Set exercise: Comb the records below for the string "ليکو" and copy each line where it turns up.
START
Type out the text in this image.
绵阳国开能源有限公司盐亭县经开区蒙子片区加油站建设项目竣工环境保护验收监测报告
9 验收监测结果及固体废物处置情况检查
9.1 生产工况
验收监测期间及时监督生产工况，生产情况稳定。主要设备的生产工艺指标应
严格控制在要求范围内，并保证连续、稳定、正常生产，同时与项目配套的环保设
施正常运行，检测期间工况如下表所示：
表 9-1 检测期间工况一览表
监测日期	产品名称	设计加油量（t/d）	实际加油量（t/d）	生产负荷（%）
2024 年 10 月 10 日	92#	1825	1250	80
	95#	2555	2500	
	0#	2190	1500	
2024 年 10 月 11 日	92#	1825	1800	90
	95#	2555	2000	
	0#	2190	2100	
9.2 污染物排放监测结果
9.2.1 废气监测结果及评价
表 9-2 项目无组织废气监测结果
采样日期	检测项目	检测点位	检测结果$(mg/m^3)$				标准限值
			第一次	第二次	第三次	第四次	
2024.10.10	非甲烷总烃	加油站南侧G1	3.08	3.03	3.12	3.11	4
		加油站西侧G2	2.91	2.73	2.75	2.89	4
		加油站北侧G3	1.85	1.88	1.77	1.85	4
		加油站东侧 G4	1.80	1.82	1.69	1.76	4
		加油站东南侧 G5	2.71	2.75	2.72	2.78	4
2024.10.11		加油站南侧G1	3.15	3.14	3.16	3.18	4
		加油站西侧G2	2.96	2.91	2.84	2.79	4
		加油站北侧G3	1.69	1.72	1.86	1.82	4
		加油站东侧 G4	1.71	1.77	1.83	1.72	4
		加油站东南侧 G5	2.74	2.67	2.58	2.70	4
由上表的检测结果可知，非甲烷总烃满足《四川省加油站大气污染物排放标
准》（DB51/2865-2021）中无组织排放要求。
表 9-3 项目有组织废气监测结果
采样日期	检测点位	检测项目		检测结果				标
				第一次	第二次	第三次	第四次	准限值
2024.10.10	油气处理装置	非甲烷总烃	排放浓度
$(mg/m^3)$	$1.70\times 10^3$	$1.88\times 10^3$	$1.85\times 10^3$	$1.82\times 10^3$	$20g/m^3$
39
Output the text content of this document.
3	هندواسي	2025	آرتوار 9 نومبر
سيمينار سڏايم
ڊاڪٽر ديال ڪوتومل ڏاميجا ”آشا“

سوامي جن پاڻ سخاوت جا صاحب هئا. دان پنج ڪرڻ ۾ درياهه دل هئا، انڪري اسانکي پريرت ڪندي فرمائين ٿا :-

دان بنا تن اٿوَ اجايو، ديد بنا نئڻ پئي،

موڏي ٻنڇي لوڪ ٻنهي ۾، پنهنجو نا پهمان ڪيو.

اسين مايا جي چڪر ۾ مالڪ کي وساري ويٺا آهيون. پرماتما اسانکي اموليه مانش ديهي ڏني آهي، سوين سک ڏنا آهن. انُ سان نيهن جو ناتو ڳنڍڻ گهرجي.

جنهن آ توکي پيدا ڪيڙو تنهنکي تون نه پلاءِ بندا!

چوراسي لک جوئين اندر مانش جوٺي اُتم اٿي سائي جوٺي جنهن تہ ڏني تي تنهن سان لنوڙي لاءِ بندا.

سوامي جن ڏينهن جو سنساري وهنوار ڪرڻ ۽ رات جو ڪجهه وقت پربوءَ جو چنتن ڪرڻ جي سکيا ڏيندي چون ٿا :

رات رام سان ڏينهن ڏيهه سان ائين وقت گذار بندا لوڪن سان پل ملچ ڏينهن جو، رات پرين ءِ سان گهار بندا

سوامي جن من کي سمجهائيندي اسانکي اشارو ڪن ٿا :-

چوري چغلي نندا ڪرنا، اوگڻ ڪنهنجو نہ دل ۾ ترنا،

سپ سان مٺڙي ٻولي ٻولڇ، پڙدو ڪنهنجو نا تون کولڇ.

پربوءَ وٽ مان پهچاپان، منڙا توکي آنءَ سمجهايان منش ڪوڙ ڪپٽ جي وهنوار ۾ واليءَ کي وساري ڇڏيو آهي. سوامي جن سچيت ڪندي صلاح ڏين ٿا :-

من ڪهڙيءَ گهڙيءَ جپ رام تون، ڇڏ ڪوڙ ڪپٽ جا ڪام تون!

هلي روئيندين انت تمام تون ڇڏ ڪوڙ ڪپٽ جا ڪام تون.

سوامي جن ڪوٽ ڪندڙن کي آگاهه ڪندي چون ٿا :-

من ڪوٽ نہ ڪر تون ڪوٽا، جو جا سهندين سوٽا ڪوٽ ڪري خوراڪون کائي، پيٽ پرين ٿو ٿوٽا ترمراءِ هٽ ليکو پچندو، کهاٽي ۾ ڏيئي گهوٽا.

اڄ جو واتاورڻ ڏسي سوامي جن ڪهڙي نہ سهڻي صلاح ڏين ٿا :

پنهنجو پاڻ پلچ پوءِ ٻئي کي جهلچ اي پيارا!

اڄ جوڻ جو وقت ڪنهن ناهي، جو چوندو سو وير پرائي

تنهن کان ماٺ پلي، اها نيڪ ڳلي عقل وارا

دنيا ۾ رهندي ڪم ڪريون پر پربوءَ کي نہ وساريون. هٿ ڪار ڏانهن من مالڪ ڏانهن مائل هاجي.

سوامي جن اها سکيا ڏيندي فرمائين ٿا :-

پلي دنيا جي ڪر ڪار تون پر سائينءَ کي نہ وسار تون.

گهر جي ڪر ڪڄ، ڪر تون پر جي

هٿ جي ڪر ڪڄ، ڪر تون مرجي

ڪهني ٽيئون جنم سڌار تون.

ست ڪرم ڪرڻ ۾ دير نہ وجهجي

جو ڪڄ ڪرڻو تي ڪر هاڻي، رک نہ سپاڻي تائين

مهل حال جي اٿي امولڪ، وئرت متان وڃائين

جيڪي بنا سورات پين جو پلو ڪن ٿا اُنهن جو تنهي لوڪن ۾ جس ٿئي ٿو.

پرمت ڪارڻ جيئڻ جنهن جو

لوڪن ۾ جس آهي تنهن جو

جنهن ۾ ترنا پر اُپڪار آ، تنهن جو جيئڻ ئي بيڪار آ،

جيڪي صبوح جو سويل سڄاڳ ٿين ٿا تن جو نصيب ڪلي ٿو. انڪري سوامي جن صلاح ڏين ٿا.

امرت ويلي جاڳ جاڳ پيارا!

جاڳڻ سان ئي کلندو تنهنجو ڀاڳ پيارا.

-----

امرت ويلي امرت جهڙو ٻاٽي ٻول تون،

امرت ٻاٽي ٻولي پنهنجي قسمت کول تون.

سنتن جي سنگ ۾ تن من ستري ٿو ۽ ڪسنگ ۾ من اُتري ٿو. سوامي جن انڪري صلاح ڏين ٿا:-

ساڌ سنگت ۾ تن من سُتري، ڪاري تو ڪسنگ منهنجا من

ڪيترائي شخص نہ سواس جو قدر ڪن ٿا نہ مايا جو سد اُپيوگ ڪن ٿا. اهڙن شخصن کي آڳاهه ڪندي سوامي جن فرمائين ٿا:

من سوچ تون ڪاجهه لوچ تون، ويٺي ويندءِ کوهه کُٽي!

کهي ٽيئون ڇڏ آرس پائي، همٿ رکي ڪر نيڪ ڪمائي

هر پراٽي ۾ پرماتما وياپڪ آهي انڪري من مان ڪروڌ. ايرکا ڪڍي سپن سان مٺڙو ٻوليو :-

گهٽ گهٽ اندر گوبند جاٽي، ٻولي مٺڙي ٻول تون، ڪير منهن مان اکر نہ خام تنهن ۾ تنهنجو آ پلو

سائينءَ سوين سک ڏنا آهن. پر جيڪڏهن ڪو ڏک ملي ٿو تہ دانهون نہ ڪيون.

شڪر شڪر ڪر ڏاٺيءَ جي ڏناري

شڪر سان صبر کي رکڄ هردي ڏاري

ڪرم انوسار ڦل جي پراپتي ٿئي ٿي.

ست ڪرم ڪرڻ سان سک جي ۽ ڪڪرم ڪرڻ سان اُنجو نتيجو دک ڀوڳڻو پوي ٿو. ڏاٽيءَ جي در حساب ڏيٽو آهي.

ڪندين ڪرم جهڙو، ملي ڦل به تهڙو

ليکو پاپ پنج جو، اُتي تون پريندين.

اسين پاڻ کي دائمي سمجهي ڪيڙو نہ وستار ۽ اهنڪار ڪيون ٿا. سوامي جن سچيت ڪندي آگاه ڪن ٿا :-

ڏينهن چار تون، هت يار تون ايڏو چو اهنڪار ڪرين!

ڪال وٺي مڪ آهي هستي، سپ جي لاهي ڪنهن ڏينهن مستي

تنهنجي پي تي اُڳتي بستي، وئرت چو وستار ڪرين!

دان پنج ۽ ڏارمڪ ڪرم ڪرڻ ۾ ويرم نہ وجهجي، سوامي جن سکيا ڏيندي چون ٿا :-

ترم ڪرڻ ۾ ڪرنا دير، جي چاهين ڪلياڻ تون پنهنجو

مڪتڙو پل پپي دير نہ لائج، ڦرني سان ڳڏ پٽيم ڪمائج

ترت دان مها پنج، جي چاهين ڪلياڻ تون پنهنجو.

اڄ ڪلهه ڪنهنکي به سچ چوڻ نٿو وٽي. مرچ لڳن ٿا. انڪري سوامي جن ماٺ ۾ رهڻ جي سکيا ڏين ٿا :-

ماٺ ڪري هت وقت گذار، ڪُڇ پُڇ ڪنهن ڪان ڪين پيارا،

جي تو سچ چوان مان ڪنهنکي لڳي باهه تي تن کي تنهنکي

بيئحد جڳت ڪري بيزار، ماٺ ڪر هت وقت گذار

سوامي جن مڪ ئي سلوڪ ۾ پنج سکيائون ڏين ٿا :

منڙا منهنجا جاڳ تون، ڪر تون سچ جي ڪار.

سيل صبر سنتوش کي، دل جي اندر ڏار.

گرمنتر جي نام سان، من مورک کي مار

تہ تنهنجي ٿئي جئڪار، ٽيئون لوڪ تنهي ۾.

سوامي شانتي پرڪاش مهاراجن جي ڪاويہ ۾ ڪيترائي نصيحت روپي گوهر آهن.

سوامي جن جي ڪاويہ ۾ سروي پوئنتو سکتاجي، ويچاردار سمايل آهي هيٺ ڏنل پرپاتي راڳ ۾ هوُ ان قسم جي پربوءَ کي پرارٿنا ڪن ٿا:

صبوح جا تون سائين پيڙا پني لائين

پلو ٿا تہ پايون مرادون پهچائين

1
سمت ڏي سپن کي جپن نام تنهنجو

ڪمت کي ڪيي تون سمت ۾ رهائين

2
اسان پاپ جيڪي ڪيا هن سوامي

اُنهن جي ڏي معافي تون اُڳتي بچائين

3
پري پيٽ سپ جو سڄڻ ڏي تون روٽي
END
Output for this task:
من ڪوٽ نہ ڪر تون ڪوٽا، جو جا سهندين سوٽا ڪوٽ ڪري خوراڪون کائي، پيٽ پرين ٿو ٿوٽا ترمراءِ هٽ ليکو پچندو، کهاٽي ۾ ڏيئي گهوٽا.
ليکو پاپ پنج جو، اُتي تون پريندين.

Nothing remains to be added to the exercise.